WHAT THE TASK REQUIRES:
Locate the string "this" in the records below. Copy every line where it occurs.

——

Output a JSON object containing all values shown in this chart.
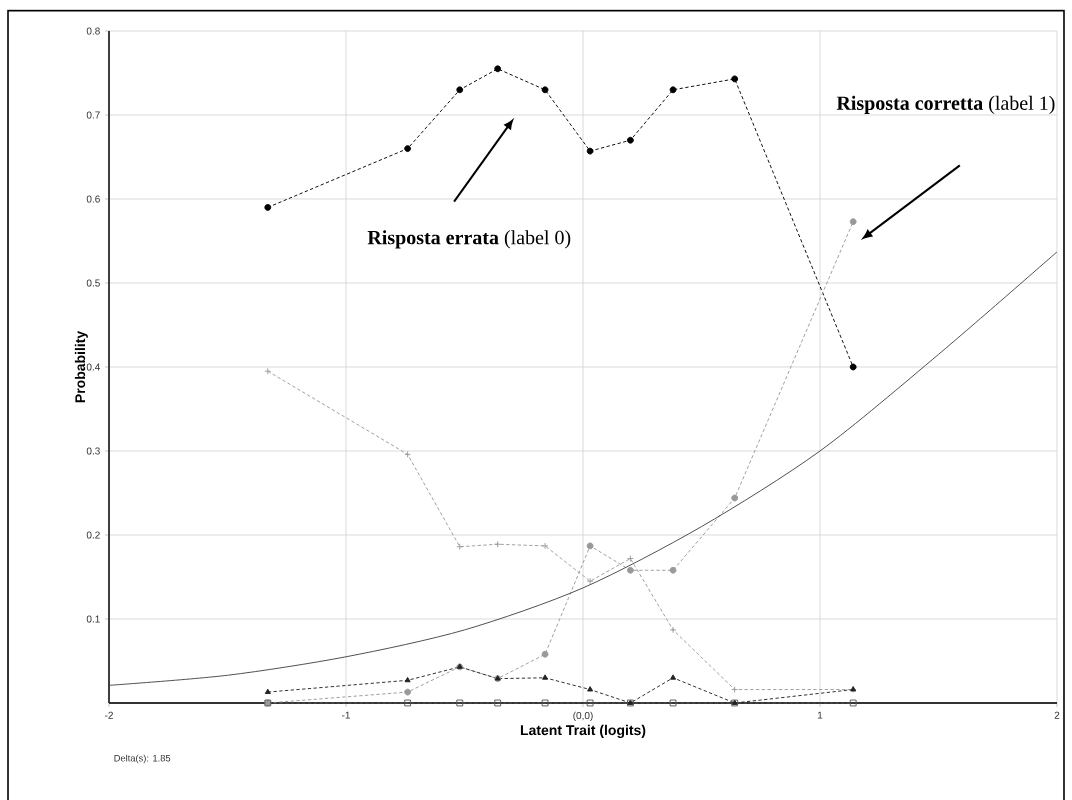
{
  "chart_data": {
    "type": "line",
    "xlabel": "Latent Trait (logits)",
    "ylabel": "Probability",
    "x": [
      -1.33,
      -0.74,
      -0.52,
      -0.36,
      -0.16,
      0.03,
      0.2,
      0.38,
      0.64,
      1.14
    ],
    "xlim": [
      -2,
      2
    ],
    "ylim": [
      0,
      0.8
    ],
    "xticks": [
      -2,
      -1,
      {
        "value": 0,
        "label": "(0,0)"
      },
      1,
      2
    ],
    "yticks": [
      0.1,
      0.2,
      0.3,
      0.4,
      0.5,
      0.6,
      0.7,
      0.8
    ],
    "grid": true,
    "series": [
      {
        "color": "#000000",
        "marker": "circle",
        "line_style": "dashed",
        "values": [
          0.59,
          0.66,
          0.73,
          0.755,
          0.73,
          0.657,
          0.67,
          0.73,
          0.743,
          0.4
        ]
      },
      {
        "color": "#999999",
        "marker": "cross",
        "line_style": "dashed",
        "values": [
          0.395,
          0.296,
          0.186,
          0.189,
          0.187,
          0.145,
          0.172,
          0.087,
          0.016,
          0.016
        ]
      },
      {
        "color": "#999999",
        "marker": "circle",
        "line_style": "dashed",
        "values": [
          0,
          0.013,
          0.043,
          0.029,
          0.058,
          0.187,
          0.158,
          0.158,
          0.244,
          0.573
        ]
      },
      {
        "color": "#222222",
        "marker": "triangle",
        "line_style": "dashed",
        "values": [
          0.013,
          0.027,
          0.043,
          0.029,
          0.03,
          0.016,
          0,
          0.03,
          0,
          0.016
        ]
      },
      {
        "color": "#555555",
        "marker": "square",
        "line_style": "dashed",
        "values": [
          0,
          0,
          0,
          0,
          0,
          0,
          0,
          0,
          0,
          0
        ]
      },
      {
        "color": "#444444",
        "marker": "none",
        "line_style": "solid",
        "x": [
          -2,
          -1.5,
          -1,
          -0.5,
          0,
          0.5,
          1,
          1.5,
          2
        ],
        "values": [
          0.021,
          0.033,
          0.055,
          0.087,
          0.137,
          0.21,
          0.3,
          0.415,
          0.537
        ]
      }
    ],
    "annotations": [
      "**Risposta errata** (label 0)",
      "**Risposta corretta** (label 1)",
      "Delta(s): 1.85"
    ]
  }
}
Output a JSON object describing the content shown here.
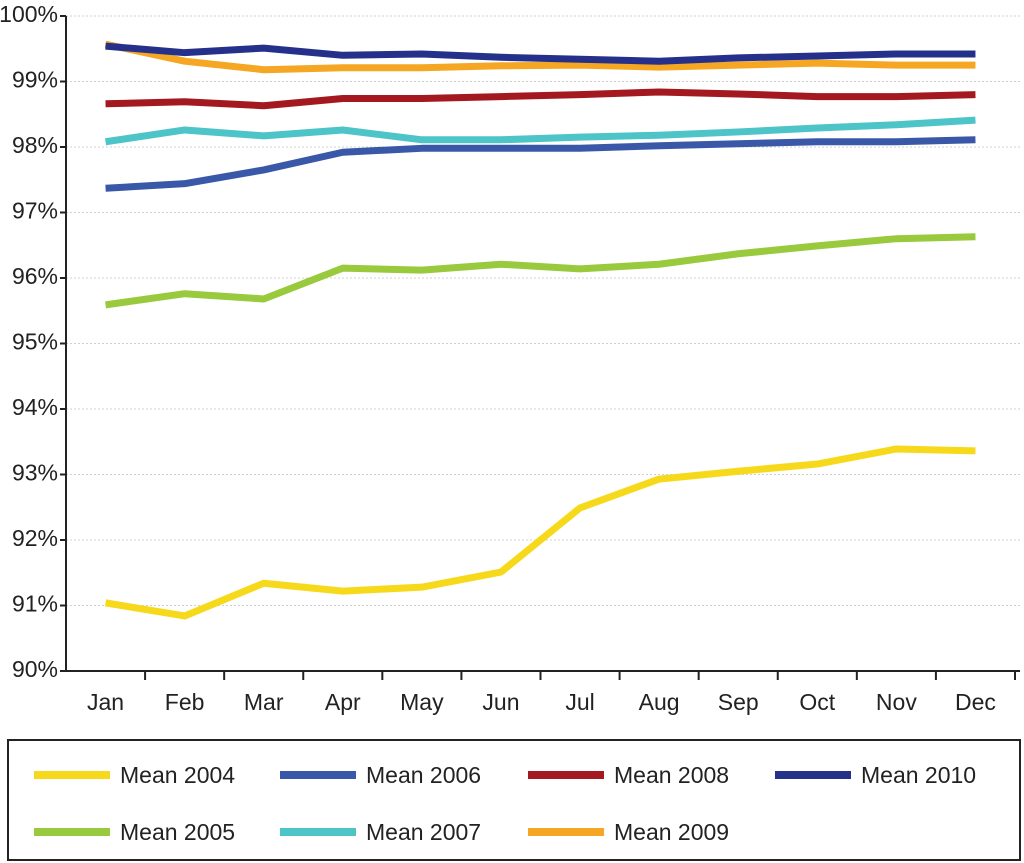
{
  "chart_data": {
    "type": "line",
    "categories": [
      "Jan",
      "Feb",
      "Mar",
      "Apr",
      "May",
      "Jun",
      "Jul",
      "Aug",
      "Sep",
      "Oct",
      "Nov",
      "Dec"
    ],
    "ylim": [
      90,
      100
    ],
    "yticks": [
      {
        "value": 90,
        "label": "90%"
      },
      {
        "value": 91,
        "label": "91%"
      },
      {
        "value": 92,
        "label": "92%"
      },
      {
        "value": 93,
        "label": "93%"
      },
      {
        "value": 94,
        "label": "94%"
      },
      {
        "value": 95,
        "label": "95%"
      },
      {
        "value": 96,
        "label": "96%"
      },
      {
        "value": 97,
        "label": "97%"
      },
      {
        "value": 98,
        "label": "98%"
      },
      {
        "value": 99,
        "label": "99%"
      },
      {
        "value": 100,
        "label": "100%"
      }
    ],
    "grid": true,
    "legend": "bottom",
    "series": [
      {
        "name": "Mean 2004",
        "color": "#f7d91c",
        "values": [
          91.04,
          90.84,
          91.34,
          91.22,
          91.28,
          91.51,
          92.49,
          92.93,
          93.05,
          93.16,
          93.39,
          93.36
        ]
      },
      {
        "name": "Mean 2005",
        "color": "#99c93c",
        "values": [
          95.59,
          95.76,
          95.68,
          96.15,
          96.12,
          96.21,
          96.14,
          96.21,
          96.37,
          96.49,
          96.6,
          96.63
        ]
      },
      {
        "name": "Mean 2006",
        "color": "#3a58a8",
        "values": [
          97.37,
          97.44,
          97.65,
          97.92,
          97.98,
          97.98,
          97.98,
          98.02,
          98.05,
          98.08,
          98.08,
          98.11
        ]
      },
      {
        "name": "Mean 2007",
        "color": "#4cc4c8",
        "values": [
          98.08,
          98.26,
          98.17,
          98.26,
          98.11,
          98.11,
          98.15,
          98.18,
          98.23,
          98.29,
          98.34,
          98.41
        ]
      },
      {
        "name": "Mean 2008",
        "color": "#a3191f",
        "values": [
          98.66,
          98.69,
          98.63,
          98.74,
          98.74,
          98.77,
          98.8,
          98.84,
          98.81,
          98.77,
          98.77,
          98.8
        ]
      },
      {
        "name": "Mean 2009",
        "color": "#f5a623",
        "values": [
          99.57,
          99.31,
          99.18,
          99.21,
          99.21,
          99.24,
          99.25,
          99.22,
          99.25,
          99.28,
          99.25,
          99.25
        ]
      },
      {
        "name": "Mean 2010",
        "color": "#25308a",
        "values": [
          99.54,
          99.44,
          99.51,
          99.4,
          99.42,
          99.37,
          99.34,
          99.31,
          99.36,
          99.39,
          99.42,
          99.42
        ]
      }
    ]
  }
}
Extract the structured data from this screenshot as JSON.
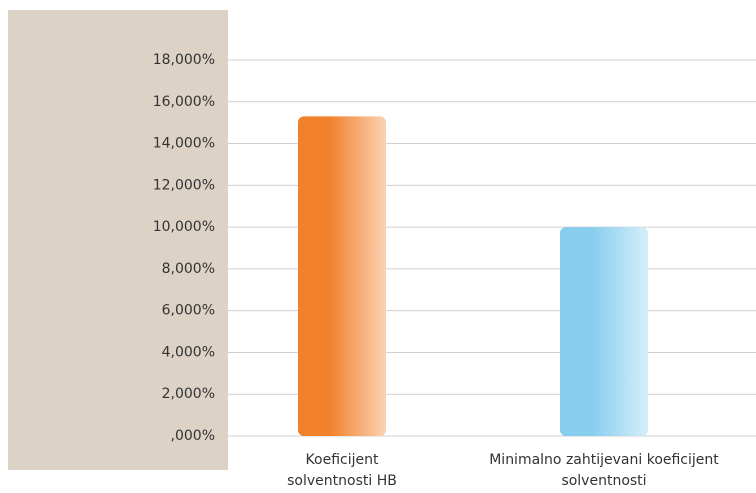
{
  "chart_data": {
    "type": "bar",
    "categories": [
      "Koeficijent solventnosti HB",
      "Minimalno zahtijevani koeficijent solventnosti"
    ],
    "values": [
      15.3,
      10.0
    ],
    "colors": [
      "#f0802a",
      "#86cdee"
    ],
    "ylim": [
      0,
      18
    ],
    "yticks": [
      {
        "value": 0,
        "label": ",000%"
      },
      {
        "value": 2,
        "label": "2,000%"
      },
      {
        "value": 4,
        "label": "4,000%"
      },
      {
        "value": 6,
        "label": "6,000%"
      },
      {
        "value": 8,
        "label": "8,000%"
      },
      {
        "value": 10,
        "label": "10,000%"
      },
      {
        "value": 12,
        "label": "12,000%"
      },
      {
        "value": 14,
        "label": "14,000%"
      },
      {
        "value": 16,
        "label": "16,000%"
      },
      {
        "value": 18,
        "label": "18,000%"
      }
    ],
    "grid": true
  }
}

——

EXERCISE SOLUTION:
Output a JSON object containing all values shown in this chart.
Extract the structured data from this screenshot as JSON.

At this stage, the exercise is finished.